• **Dataset rows**:
* * *
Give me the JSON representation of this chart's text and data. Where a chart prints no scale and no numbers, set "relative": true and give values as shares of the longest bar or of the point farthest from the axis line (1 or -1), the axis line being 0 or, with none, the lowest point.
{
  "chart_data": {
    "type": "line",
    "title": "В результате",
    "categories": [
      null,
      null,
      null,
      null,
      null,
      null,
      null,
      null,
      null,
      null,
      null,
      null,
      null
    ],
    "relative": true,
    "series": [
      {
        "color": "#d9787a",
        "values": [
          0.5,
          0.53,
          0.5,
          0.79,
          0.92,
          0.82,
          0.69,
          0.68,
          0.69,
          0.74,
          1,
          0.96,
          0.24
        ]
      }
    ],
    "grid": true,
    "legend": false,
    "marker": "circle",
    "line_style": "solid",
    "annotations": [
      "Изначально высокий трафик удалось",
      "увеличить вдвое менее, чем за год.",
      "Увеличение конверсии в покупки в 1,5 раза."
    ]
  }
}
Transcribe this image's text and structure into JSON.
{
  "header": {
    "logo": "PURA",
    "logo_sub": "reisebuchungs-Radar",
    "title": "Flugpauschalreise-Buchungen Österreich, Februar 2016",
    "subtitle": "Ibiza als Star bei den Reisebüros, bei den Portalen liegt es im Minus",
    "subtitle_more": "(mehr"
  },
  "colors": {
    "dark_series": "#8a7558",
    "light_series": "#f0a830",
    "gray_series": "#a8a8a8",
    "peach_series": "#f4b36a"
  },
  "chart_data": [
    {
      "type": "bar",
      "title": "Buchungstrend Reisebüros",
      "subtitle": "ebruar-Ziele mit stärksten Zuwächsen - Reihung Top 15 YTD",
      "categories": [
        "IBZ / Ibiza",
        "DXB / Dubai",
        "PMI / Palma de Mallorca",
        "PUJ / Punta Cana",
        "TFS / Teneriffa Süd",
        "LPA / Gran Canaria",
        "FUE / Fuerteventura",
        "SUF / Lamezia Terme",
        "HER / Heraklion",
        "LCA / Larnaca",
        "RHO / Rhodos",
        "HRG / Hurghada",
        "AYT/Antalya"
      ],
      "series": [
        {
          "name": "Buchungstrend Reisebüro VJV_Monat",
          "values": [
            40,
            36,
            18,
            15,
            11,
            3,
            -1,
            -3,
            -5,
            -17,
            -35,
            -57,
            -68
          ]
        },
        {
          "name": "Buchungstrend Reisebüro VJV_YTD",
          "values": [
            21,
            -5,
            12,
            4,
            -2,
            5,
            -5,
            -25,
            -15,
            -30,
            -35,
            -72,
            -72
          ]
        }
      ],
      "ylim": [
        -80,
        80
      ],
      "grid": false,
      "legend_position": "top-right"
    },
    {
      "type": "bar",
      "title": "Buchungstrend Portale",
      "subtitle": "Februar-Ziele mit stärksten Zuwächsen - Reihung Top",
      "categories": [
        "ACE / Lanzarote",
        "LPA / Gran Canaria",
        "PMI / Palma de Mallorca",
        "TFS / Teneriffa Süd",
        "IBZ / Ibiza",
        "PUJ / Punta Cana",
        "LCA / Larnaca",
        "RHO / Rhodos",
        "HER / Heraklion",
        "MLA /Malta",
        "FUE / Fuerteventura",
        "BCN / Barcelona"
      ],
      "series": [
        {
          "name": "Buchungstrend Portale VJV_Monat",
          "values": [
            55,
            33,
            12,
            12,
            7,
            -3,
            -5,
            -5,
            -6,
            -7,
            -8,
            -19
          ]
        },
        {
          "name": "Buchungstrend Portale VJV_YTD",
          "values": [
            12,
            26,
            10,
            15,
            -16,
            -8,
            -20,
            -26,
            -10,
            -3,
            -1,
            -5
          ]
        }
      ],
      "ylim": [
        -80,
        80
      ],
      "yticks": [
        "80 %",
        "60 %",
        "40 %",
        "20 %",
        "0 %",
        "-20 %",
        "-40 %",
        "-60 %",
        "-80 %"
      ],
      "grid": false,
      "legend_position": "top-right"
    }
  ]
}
* * *
Reproduce all data above, unchanged.

• **Result of the exercise**:
Give me the JSON representation of this chart's text and data. Where a chart prints no scale and no numbers, set "relative": true and give values as shares of the longest bar or of the point farthest from the axis line (1 or -1), the axis line being 0 or, with none, the lowest point.
{
  "chart_data": {
    "type": "line",
    "title": "В результате",
    "categories": [
      null,
      null,
      null,
      null,
      null,
      null,
      null,
      null,
      null,
      null,
      null,
      null,
      null
    ],
    "relative": true,
    "series": [
      {
        "color": "#d9787a",
        "values": [
          0.5,
          0.53,
          0.5,
          0.79,
          0.92,
          0.82,
          0.69,
          0.68,
          0.69,
          0.74,
          1,
          0.96,
          0.24
        ]
      }
    ],
    "grid": true,
    "legend": false,
    "marker": "circle",
    "line_style": "solid",
    "annotations": [
      "Изначально высокий трафик удалось",
      "увеличить вдвое менее, чем за год.",
      "Увеличение конверсии в покупки в 1,5 раза."
    ]
  }
}
Transcribe this image's text and structure into JSON.
{
  "header": {
    "logo": "PURA",
    "logo_sub": "reisebuchungs-Radar",
    "title": "Flugpauschalreise-Buchungen Österreich, Februar 2016",
    "subtitle": "Ibiza als Star bei den Reisebüros, bei den Portalen liegt es im Minus",
    "subtitle_more": "(mehr"
  },
  "colors": {
    "dark_series": "#8a7558",
    "light_series": "#f0a830",
    "gray_series": "#a8a8a8",
    "peach_series": "#f4b36a"
  },
  "chart_data": [
    {
      "type": "bar",
      "title": "Buchungstrend Reisebüros",
      "subtitle": "ebruar-Ziele mit stärksten Zuwächsen - Reihung Top 15 YTD",
      "categories": [
        "IBZ / Ibiza",
        "DXB / Dubai",
        "PMI / Palma de Mallorca",
        "PUJ / Punta Cana",
        "TFS / Teneriffa Süd",
        "LPA / Gran Canaria",
        "FUE / Fuerteventura",
        "SUF / Lamezia Terme",
        "HER / Heraklion",
        "LCA / Larnaca",
        "RHO / Rhodos",
        "HRG / Hurghada",
        "AYT/Antalya"
      ],
      "series": [
        {
          "name": "Buchungstrend Reisebüro VJV_Monat",
          "values": [
            40,
            36,
            18,
            15,
            11,
            3,
            -1,
            -3,
            -5,
            -17,
            -35,
            -57,
            -68
          ]
        },
        {
          "name": "Buchungstrend Reisebüro VJV_YTD",
          "values": [
            21,
            -5,
            12,
            4,
            -2,
            5,
            -5,
            -25,
            -15,
            -30,
            -35,
            -72,
            -72
          ]
        }
      ],
      "ylim": [
        -80,
        80
      ],
      "grid": false,
      "legend_position": "top-right"
    },
    {
      "type": "bar",
      "title": "Buchungstrend Portale",
      "subtitle": "Februar-Ziele mit stärksten Zuwächsen - Reihung Top",
      "categories": [
        "ACE / Lanzarote",
        "LPA / Gran Canaria",
        "PMI / Palma de Mallorca",
        "TFS / Teneriffa Süd",
        "IBZ / Ibiza",
        "PUJ / Punta Cana",
        "LCA / Larnaca",
        "RHO / Rhodos",
        "HER / Heraklion",
        "MLA /Malta",
        "FUE / Fuerteventura",
        "BCN / Barcelona"
      ],
      "series": [
        {
          "name": "Buchungstrend Portale VJV_Monat",
          "values": [
            55,
            33,
            12,
            12,
            7,
            -3,
            -5,
            -5,
            -6,
            -7,
            -8,
            -19
          ]
        },
        {
          "name": "Buchungstrend Portale VJV_YTD",
          "values": [
            12,
            26,
            10,
            15,
            -16,
            -8,
            -20,
            -26,
            -10,
            -3,
            -1,
            -5
          ]
        }
      ],
      "ylim": [
        -80,
        80
      ],
      "yticks": [
        "80 %",
        "60 %",
        "40 %",
        "20 %",
        "0 %",
        "-20 %",
        "-40 %",
        "-60 %",
        "-80 %"
      ],
      "grid": false,
      "legend_position": "top-right"
    }
  ]
}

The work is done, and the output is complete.